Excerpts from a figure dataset
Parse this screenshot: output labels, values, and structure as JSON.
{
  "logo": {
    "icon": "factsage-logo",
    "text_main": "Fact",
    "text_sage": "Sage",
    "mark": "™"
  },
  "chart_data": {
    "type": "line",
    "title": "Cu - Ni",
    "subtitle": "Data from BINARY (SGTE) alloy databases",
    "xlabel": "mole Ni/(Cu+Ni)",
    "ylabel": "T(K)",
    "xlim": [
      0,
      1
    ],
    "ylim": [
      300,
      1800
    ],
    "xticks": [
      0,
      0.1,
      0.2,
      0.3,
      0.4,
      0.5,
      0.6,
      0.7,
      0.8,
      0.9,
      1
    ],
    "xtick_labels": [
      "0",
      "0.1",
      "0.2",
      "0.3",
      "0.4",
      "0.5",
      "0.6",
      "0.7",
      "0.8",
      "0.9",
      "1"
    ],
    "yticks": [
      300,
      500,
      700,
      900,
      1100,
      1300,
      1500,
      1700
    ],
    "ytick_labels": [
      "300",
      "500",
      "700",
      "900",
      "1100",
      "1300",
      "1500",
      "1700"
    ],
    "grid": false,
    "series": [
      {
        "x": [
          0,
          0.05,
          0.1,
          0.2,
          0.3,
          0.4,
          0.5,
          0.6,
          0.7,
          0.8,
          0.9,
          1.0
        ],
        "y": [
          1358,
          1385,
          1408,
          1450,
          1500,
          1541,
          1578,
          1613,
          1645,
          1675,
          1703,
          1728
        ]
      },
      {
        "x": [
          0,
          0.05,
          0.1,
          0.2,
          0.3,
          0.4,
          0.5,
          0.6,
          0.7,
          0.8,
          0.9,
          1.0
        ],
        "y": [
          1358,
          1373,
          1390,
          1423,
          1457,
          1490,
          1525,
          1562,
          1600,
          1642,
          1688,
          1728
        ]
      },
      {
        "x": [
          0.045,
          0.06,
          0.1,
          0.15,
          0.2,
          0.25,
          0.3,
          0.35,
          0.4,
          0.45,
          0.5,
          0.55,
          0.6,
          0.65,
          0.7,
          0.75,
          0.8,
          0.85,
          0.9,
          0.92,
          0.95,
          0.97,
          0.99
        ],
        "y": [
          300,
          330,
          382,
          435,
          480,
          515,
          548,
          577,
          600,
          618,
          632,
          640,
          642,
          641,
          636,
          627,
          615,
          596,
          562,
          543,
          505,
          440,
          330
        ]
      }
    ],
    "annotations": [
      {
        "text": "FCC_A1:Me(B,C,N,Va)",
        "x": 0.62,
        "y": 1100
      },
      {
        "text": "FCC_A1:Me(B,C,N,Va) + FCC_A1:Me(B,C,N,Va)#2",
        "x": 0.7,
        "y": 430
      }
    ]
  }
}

• _Written exercise_
Print the material verbatim, all of it.

• _Exercise result_
Parse this screenshot: output labels, values, and structure as JSON.
{
  "logo": {
    "icon": "factsage-logo",
    "text_main": "Fact",
    "text_sage": "Sage",
    "mark": "™"
  },
  "chart_data": {
    "type": "line",
    "title": "Cu - Ni",
    "subtitle": "Data from BINARY (SGTE) alloy databases",
    "xlabel": "mole Ni/(Cu+Ni)",
    "ylabel": "T(K)",
    "xlim": [
      0,
      1
    ],
    "ylim": [
      300,
      1800
    ],
    "xticks": [
      0,
      0.1,
      0.2,
      0.3,
      0.4,
      0.5,
      0.6,
      0.7,
      0.8,
      0.9,
      1
    ],
    "xtick_labels": [
      "0",
      "0.1",
      "0.2",
      "0.3",
      "0.4",
      "0.5",
      "0.6",
      "0.7",
      "0.8",
      "0.9",
      "1"
    ],
    "yticks": [
      300,
      500,
      700,
      900,
      1100,
      1300,
      1500,
      1700
    ],
    "ytick_labels": [
      "300",
      "500",
      "700",
      "900",
      "1100",
      "1300",
      "1500",
      "1700"
    ],
    "grid": false,
    "series": [
      {
        "x": [
          0,
          0.05,
          0.1,
          0.2,
          0.3,
          0.4,
          0.5,
          0.6,
          0.7,
          0.8,
          0.9,
          1.0
        ],
        "y": [
          1358,
          1385,
          1408,
          1450,
          1500,
          1541,
          1578,
          1613,
          1645,
          1675,
          1703,
          1728
        ]
      },
      {
        "x": [
          0,
          0.05,
          0.1,
          0.2,
          0.3,
          0.4,
          0.5,
          0.6,
          0.7,
          0.8,
          0.9,
          1.0
        ],
        "y": [
          1358,
          1373,
          1390,
          1423,
          1457,
          1490,
          1525,
          1562,
          1600,
          1642,
          1688,
          1728
        ]
      },
      {
        "x": [
          0.045,
          0.06,
          0.1,
          0.15,
          0.2,
          0.25,
          0.3,
          0.35,
          0.4,
          0.45,
          0.5,
          0.55,
          0.6,
          0.65,
          0.7,
          0.75,
          0.8,
          0.85,
          0.9,
          0.92,
          0.95,
          0.97,
          0.99
        ],
        "y": [
          300,
          330,
          382,
          435,
          480,
          515,
          548,
          577,
          600,
          618,
          632,
          640,
          642,
          641,
          636,
          627,
          615,
          596,
          562,
          543,
          505,
          440,
          330
        ]
      }
    ],
    "annotations": [
      {
        "text": "FCC_A1:Me(B,C,N,Va)",
        "x": 0.62,
        "y": 1100
      },
      {
        "text": "FCC_A1:Me(B,C,N,Va) + FCC_A1:Me(B,C,N,Va)#2",
        "x": 0.7,
        "y": 430
      }
    ]
  }
}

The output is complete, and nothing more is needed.